◆ **What is expected**
Please print the full listing exactly.

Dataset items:
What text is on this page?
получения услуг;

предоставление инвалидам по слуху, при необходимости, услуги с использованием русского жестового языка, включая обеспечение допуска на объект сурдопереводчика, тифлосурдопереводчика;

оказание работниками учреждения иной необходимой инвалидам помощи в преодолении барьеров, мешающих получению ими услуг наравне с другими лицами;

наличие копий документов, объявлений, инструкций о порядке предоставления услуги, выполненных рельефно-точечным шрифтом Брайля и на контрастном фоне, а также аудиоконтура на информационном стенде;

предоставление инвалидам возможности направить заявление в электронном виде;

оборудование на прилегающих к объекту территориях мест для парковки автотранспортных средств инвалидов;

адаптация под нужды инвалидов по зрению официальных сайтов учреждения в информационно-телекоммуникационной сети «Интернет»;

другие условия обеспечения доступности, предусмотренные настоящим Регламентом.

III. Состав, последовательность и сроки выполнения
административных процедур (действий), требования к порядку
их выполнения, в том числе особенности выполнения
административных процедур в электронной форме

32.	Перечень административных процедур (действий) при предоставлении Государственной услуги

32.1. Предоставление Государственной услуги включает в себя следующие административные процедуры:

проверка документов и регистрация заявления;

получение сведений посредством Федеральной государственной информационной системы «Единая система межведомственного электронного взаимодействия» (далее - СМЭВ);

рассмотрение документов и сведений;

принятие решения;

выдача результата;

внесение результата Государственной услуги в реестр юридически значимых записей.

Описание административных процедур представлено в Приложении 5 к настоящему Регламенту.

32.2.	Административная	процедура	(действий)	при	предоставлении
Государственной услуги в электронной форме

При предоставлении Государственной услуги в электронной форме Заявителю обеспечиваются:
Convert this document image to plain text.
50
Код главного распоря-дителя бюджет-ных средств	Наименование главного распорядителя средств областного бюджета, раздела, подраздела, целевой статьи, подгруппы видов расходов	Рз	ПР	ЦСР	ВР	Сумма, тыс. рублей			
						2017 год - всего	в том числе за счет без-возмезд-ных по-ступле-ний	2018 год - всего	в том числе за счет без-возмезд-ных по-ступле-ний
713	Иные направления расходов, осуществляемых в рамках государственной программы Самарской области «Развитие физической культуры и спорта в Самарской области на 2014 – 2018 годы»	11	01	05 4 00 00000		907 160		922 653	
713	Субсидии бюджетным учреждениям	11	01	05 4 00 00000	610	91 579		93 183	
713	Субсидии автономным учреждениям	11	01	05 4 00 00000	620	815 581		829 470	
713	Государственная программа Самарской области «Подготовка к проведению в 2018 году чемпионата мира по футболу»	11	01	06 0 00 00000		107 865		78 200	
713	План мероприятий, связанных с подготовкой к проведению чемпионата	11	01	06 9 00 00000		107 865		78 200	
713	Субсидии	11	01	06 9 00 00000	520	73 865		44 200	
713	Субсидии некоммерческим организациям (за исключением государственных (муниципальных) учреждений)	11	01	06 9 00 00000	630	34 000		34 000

◆ **Expected answer**
What text is on this page?
получения услуг;

предоставление инвалидам по слуху, при необходимости, услуги с использованием русского жестового языка, включая обеспечение допуска на объект сурдопереводчика, тифлосурдопереводчика;

оказание работниками учреждения иной необходимой инвалидам помощи в преодолении барьеров, мешающих получению ими услуг наравне с другими лицами;

наличие копий документов, объявлений, инструкций о порядке предоставления услуги, выполненных рельефно-точечным шрифтом Брайля и на контрастном фоне, а также аудиоконтура на информационном стенде;

предоставление инвалидам возможности направить заявление в электронном виде;

оборудование на прилегающих к объекту территориях мест для парковки автотранспортных средств инвалидов;

адаптация под нужды инвалидов по зрению официальных сайтов учреждения в информационно-телекоммуникационной сети «Интернет»;

другие условия обеспечения доступности, предусмотренные настоящим Регламентом.

III. Состав, последовательность и сроки выполнения
административных процедур (действий), требования к порядку
их выполнения, в том числе особенности выполнения
административных процедур в электронной форме

32.	Перечень административных процедур (действий) при предоставлении Государственной услуги

32.1. Предоставление Государственной услуги включает в себя следующие административные процедуры:

проверка документов и регистрация заявления;

получение сведений посредством Федеральной государственной информационной системы «Единая система межведомственного электронного взаимодействия» (далее - СМЭВ);

рассмотрение документов и сведений;

принятие решения;

выдача результата;

внесение результата Государственной услуги в реестр юридически значимых записей.

Описание административных процедур представлено в Приложении 5 к настоящему Регламенту.

32.2.	Административная	процедура	(действий)	при	предоставлении
Государственной услуги в электронной форме

При предоставлении Государственной услуги в электронной форме Заявителю обеспечиваются:
Convert this document image to plain text.
50
Код главного распоря-дителя бюджет-ных средств	Наименование главного распорядителя средств областного бюджета, раздела, подраздела, целевой статьи, подгруппы видов расходов	Рз	ПР	ЦСР	ВР	Сумма, тыс. рублей			
						2017 год - всего	в том числе за счет без-возмезд-ных по-ступле-ний	2018 год - всего	в том числе за счет без-возмезд-ных по-ступле-ний
713	Иные направления расходов, осуществляемых в рамках государственной программы Самарской области «Развитие физической культуры и спорта в Самарской области на 2014 – 2018 годы»	11	01	05 4 00 00000		907 160		922 653	
713	Субсидии бюджетным учреждениям	11	01	05 4 00 00000	610	91 579		93 183	
713	Субсидии автономным учреждениям	11	01	05 4 00 00000	620	815 581		829 470	
713	Государственная программа Самарской области «Подготовка к проведению в 2018 году чемпионата мира по футболу»	11	01	06 0 00 00000		107 865		78 200	
713	План мероприятий, связанных с подготовкой к проведению чемпионата	11	01	06 9 00 00000		107 865		78 200	
713	Субсидии	11	01	06 9 00 00000	520	73 865		44 200	
713	Субсидии некоммерческим организациям (за исключением государственных (муниципальных) учреждений)	11	01	06 9 00 00000	630	34 000		34 000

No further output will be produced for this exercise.